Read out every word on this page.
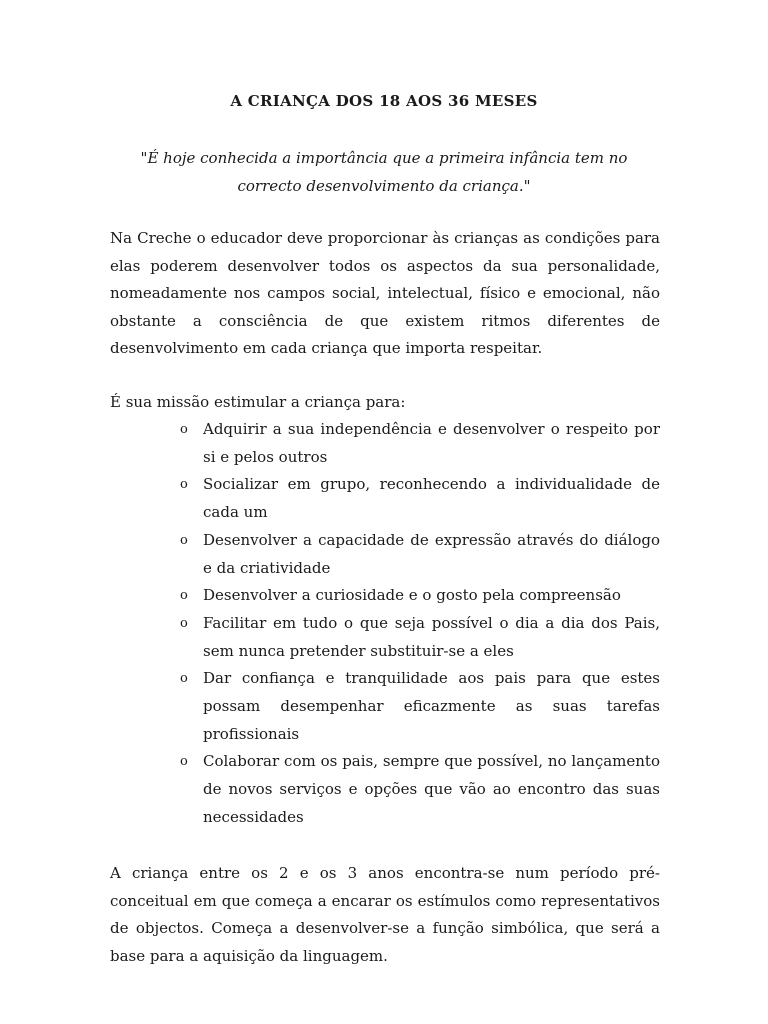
A CRIANÇA DOS 18 AOS 36 MESES
"É hoje conhecida a importância que a primeira infância tem no correcto desenvolvimento da criança."
Na Creche o educador deve proporcionar às crianças as condições para elas poderem desenvolver todos os aspectos da sua personalidade, nomeadamente nos campos social, intelectual, físico e emocional, não obstante a consciência de que existem ritmos diferentes de desenvolvimento em cada criança que importa respeitar.
É sua missão estimular a criança para:
o Adquirir a sua independência e desenvolver o respeito por si e pelos outros
o Socializar em grupo, reconhecendo a individualidade de cada um
o Desenvolver a capacidade de expressão através do diálogo e da criatividade
o Desenvolver a curiosidade e o gosto pela compreensão
o Facilitar em tudo o que seja possível o dia a dia dos Pais, sem nunca pretender substituir-se a eles
o Dar confiança e tranquilidade aos pais para que estes possam desempenhar eficazmente as suas tarefas profissionais
o Colaborar com os pais, sempre que possível, no lançamento de novos serviços e opções que vão ao encontro das suas necessidades
A criança entre os 2 e os 3 anos encontra-se num período pré-conceitual em que começa a encarar os estímulos como representativos de objectos. Começa a desenvolver-se a função simbólica, que será a base para a aquisição da linguagem.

######

▶ [Required work]
Give all the entries again exactly, dropping each picture.

▶ [Answer below]
Read out every word on this page.
A CRIANÇA DOS 18 AOS 36 MESES
"É hoje conhecida a importância que a primeira infância tem no correcto desenvolvimento da criança."
Na Creche o educador deve proporcionar às crianças as condições para elas poderem desenvolver todos os aspectos da sua personalidade, nomeadamente nos campos social, intelectual, físico e emocional, não obstante a consciência de que existem ritmos diferentes de desenvolvimento em cada criança que importa respeitar.
É sua missão estimular a criança para:
o Adquirir a sua independência e desenvolver o respeito por si e pelos outros
o Socializar em grupo, reconhecendo a individualidade de cada um
o Desenvolver a capacidade de expressão através do diálogo e da criatividade
o Desenvolver a curiosidade e o gosto pela compreensão
o Facilitar em tudo o que seja possível o dia a dia dos Pais, sem nunca pretender substituir-se a eles
o Dar confiança e tranquilidade aos pais para que estes possam desempenhar eficazmente as suas tarefas profissionais
o Colaborar com os pais, sempre que possível, no lançamento de novos serviços e opções que vão ao encontro das suas necessidades
A criança entre os 2 e os 3 anos encontra-se num período pré-conceitual em que começa a encarar os estímulos como representativos de objectos. Começa a desenvolver-se a função simbólica, que será a base para a aquisição da linguagem.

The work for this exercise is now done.